Show, in full, each line of the data that contains "Highest".

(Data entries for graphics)
# # # # # # #

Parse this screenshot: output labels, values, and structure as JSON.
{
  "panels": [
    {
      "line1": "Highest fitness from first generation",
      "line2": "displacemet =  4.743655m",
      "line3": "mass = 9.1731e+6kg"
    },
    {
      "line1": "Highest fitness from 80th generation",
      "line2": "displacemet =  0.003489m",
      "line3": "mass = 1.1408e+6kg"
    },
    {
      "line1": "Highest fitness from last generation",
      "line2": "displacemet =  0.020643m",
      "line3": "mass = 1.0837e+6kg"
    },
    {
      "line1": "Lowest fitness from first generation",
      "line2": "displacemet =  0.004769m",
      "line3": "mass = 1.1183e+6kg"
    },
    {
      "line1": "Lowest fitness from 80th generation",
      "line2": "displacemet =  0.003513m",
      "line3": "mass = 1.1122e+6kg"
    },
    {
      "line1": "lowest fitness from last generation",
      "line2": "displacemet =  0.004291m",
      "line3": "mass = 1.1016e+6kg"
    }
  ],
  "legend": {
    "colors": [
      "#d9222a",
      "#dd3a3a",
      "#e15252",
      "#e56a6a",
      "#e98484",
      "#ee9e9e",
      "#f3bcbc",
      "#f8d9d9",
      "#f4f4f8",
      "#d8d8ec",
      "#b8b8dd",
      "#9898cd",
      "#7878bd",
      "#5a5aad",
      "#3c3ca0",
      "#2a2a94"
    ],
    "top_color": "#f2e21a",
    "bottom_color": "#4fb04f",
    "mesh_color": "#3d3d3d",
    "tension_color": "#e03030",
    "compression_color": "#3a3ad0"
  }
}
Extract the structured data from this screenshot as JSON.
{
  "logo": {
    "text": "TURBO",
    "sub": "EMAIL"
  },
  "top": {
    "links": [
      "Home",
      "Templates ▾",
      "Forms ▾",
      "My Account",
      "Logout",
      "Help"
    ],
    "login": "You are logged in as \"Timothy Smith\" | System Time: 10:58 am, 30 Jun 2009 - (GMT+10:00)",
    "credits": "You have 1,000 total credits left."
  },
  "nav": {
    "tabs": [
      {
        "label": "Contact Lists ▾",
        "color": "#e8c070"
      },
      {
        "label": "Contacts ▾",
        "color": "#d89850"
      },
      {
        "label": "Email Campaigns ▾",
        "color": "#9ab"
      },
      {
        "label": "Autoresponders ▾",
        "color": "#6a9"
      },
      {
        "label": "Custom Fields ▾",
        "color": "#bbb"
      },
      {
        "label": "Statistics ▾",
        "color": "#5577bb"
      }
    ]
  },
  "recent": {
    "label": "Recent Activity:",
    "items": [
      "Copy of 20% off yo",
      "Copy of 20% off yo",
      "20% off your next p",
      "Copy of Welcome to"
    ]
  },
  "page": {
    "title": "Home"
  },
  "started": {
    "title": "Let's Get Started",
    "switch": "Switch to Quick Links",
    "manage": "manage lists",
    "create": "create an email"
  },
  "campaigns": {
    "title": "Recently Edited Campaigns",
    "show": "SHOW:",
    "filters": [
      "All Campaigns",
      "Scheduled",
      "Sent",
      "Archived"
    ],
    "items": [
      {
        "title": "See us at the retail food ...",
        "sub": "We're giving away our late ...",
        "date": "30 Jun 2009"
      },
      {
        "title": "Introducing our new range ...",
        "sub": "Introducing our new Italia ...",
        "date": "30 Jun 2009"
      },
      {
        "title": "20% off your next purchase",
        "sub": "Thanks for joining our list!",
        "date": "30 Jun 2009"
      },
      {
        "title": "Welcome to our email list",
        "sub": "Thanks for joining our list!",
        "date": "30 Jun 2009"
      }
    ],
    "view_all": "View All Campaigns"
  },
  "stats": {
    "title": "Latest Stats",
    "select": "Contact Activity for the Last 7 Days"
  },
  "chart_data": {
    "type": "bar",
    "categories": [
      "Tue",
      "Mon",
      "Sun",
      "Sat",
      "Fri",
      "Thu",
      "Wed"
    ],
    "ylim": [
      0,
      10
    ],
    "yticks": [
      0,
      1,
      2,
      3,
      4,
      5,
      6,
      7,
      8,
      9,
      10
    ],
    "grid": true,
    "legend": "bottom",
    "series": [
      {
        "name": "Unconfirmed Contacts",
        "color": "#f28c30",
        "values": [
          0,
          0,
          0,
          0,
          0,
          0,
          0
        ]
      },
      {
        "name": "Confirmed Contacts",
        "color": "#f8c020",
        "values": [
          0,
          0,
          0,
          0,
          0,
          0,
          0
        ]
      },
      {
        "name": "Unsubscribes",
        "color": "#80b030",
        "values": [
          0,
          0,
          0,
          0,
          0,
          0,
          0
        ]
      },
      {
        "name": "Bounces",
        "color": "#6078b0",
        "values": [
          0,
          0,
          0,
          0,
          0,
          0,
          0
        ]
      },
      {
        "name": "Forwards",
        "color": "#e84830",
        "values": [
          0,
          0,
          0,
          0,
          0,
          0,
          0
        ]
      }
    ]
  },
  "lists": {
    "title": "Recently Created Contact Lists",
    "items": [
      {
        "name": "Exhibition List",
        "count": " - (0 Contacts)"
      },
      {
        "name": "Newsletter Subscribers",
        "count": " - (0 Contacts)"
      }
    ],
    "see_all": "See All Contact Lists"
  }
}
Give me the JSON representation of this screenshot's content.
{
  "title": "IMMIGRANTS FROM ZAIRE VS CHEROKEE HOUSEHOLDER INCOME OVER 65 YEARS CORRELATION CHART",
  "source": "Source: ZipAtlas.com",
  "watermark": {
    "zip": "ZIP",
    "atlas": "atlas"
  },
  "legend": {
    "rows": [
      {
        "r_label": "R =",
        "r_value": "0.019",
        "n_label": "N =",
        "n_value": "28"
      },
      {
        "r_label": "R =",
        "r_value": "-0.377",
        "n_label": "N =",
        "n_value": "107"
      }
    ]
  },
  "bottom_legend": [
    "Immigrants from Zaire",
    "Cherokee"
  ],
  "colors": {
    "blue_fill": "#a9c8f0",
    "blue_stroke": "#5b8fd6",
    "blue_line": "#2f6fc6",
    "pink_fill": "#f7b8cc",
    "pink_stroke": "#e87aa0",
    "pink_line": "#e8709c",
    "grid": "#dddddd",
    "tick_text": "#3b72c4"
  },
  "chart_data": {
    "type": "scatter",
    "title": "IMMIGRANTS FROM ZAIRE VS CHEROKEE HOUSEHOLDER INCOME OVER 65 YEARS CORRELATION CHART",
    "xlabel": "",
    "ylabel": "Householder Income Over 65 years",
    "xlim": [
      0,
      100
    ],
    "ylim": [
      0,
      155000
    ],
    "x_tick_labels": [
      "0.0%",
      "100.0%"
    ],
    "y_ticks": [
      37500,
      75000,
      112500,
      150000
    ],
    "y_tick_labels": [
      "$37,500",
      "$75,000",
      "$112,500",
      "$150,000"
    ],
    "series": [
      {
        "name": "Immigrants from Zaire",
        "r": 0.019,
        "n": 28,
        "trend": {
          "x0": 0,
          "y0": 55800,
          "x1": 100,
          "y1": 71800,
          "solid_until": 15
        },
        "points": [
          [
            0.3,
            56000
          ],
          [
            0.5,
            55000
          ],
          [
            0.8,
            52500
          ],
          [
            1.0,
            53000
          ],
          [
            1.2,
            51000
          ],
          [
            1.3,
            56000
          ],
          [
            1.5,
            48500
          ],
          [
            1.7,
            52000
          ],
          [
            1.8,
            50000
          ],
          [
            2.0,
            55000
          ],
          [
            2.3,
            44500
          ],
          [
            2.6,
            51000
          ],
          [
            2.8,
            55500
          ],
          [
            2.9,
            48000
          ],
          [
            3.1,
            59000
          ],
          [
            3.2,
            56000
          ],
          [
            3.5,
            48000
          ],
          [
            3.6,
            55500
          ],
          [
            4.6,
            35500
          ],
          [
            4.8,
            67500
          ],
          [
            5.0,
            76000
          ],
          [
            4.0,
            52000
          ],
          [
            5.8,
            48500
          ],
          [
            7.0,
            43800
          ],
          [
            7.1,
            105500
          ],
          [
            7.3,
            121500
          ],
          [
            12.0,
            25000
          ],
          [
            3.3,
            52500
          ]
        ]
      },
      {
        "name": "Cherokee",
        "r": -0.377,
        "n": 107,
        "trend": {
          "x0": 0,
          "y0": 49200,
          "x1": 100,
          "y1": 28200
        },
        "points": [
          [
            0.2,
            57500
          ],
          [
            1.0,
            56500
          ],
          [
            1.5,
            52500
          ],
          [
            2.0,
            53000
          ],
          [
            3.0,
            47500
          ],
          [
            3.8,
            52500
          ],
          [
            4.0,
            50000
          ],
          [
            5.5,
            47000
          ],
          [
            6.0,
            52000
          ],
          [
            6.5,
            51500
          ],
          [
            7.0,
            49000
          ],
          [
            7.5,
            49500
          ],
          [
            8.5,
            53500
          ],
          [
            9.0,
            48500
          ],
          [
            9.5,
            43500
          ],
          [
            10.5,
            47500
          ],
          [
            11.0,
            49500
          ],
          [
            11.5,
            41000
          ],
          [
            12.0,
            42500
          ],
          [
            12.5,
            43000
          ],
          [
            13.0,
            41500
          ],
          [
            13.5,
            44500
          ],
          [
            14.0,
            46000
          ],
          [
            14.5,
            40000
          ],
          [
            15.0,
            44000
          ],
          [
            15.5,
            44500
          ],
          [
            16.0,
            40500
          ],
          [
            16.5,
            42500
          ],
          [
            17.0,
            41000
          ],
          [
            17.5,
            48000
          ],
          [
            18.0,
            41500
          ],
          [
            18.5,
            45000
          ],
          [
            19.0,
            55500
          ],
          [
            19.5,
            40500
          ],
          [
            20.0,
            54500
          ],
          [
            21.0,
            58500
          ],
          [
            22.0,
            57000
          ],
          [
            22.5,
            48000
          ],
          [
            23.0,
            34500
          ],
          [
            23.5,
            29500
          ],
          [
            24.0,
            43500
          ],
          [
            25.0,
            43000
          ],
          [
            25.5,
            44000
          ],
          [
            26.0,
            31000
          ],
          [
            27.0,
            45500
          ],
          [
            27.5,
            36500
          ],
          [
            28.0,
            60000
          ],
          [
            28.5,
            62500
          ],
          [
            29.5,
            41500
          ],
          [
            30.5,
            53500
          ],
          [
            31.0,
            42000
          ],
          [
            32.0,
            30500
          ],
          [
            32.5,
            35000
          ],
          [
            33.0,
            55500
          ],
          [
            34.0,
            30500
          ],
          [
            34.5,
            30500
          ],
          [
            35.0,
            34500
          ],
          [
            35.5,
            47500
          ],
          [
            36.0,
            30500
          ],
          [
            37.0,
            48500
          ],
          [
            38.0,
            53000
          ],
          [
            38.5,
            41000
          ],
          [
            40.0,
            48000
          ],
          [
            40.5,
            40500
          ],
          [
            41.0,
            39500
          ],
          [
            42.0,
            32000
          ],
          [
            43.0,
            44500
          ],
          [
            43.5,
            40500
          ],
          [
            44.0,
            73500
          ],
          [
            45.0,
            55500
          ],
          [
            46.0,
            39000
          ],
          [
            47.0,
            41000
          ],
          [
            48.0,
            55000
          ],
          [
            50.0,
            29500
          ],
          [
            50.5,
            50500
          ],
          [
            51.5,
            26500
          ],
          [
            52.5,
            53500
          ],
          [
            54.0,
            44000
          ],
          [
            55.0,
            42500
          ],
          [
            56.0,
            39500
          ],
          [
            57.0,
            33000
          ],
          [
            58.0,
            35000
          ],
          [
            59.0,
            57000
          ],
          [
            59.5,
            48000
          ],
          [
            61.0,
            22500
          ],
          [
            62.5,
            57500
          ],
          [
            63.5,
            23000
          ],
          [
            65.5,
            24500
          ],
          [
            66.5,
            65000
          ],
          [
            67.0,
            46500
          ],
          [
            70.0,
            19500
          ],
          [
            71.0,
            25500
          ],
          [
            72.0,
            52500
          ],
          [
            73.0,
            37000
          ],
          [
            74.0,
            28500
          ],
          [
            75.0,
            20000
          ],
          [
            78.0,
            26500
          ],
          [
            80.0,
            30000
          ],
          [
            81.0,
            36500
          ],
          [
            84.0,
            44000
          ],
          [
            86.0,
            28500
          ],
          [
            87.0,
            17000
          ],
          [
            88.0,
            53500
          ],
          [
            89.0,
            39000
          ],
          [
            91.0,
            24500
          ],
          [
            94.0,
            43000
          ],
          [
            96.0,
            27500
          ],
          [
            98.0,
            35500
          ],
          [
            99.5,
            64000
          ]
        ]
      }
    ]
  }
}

# # # # # # #

**RESULT OF THIS TASK:**
      "line1": "Highest fitness from first generation",
      "line1": "Highest fitness from 80th generation",
      "line1": "Highest fitness from last generation",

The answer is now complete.